[Stored data]
____
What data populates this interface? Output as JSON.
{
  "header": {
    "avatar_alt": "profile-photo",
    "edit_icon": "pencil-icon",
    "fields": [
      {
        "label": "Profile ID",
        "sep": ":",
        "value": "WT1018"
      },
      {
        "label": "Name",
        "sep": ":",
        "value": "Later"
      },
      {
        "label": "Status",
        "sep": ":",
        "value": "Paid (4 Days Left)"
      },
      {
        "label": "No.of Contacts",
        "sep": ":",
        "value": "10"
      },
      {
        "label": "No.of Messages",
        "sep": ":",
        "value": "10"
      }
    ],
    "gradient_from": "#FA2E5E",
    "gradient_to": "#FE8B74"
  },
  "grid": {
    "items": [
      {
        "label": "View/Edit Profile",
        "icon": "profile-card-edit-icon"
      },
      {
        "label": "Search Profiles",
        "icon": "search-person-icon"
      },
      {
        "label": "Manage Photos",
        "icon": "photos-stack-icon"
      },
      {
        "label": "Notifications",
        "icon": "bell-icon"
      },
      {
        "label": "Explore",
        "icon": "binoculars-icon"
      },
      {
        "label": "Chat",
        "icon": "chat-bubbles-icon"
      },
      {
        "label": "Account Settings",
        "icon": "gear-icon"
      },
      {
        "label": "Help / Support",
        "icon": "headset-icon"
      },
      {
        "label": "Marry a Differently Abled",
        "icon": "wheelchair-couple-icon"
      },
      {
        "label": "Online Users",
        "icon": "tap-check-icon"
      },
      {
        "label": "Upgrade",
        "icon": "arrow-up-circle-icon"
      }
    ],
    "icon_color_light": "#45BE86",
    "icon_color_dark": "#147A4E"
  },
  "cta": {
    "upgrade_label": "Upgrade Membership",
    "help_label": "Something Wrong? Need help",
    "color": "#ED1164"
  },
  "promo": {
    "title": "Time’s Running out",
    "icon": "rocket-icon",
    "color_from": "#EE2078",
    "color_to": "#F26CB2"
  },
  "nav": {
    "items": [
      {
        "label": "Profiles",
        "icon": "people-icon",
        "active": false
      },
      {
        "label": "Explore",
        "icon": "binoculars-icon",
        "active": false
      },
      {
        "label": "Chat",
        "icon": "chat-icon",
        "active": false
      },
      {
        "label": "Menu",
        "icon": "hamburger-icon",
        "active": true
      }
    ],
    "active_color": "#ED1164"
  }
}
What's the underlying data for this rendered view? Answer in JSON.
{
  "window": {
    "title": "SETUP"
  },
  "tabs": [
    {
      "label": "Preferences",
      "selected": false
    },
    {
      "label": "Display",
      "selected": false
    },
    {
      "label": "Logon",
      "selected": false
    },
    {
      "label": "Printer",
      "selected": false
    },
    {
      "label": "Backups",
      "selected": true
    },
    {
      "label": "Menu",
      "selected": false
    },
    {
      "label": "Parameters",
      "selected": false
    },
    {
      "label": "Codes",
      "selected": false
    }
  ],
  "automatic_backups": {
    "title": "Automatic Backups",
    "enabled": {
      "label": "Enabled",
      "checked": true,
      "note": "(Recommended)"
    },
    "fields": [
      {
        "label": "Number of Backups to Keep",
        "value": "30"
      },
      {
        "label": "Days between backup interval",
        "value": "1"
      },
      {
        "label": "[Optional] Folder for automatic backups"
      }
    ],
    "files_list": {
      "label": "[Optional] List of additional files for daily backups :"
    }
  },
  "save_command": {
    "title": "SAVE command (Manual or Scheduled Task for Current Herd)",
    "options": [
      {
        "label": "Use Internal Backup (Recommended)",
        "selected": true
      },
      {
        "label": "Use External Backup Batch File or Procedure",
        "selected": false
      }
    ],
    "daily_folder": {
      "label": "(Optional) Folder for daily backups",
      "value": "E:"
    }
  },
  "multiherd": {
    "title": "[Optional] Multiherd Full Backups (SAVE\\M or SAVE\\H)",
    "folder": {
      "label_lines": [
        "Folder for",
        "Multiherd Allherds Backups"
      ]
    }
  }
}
____
== What you are asked to do ==
Word for word, write out the data.

== Correct response ==
What data populates this interface? Output as JSON.
{
  "header": {
    "avatar_alt": "profile-photo",
    "edit_icon": "pencil-icon",
    "fields": [
      {
        "label": "Profile ID",
        "sep": ":",
        "value": "WT1018"
      },
      {
        "label": "Name",
        "sep": ":",
        "value": "Later"
      },
      {
        "label": "Status",
        "sep": ":",
        "value": "Paid (4 Days Left)"
      },
      {
        "label": "No.of Contacts",
        "sep": ":",
        "value": "10"
      },
      {
        "label": "No.of Messages",
        "sep": ":",
        "value": "10"
      }
    ],
    "gradient_from": "#FA2E5E",
    "gradient_to": "#FE8B74"
  },
  "grid": {
    "items": [
      {
        "label": "View/Edit Profile",
        "icon": "profile-card-edit-icon"
      },
      {
        "label": "Search Profiles",
        "icon": "search-person-icon"
      },
      {
        "label": "Manage Photos",
        "icon": "photos-stack-icon"
      },
      {
        "label": "Notifications",
        "icon": "bell-icon"
      },
      {
        "label": "Explore",
        "icon": "binoculars-icon"
      },
      {
        "label": "Chat",
        "icon": "chat-bubbles-icon"
      },
      {
        "label": "Account Settings",
        "icon": "gear-icon"
      },
      {
        "label": "Help / Support",
        "icon": "headset-icon"
      },
      {
        "label": "Marry a Differently Abled",
        "icon": "wheelchair-couple-icon"
      },
      {
        "label": "Online Users",
        "icon": "tap-check-icon"
      },
      {
        "label": "Upgrade",
        "icon": "arrow-up-circle-icon"
      }
    ],
    "icon_color_light": "#45BE86",
    "icon_color_dark": "#147A4E"
  },
  "cta": {
    "upgrade_label": "Upgrade Membership",
    "help_label": "Something Wrong? Need help",
    "color": "#ED1164"
  },
  "promo": {
    "title": "Time’s Running out",
    "icon": "rocket-icon",
    "color_from": "#EE2078",
    "color_to": "#F26CB2"
  },
  "nav": {
    "items": [
      {
        "label": "Profiles",
        "icon": "people-icon",
        "active": false
      },
      {
        "label": "Explore",
        "icon": "binoculars-icon",
        "active": false
      },
      {
        "label": "Chat",
        "icon": "chat-icon",
        "active": false
      },
      {
        "label": "Menu",
        "icon": "hamburger-icon",
        "active": true
      }
    ],
    "active_color": "#ED1164"
  }
}
What's the underlying data for this rendered view? Answer in JSON.
{
  "window": {
    "title": "SETUP"
  },
  "tabs": [
    {
      "label": "Preferences",
      "selected": false
    },
    {
      "label": "Display",
      "selected": false
    },
    {
      "label": "Logon",
      "selected": false
    },
    {
      "label": "Printer",
      "selected": false
    },
    {
      "label": "Backups",
      "selected": true
    },
    {
      "label": "Menu",
      "selected": false
    },
    {
      "label": "Parameters",
      "selected": false
    },
    {
      "label": "Codes",
      "selected": false
    }
  ],
  "automatic_backups": {
    "title": "Automatic Backups",
    "enabled": {
      "label": "Enabled",
      "checked": true,
      "note": "(Recommended)"
    },
    "fields": [
      {
        "label": "Number of Backups to Keep",
        "value": "30"
      },
      {
        "label": "Days between backup interval",
        "value": "1"
      },
      {
        "label": "[Optional] Folder for automatic backups"
      }
    ],
    "files_list": {
      "label": "[Optional] List of additional files for daily backups :"
    }
  },
  "save_command": {
    "title": "SAVE command (Manual or Scheduled Task for Current Herd)",
    "options": [
      {
        "label": "Use Internal Backup (Recommended)",
        "selected": true
      },
      {
        "label": "Use External Backup Batch File or Procedure",
        "selected": false
      }
    ],
    "daily_folder": {
      "label": "(Optional) Folder for daily backups",
      "value": "E:"
    }
  },
  "multiherd": {
    "title": "[Optional] Multiherd Full Backups (SAVE\\M or SAVE\\H)",
    "folder": {
      "label_lines": [
        "Folder for",
        "Multiherd Allherds Backups"
      ]
    }
  }
}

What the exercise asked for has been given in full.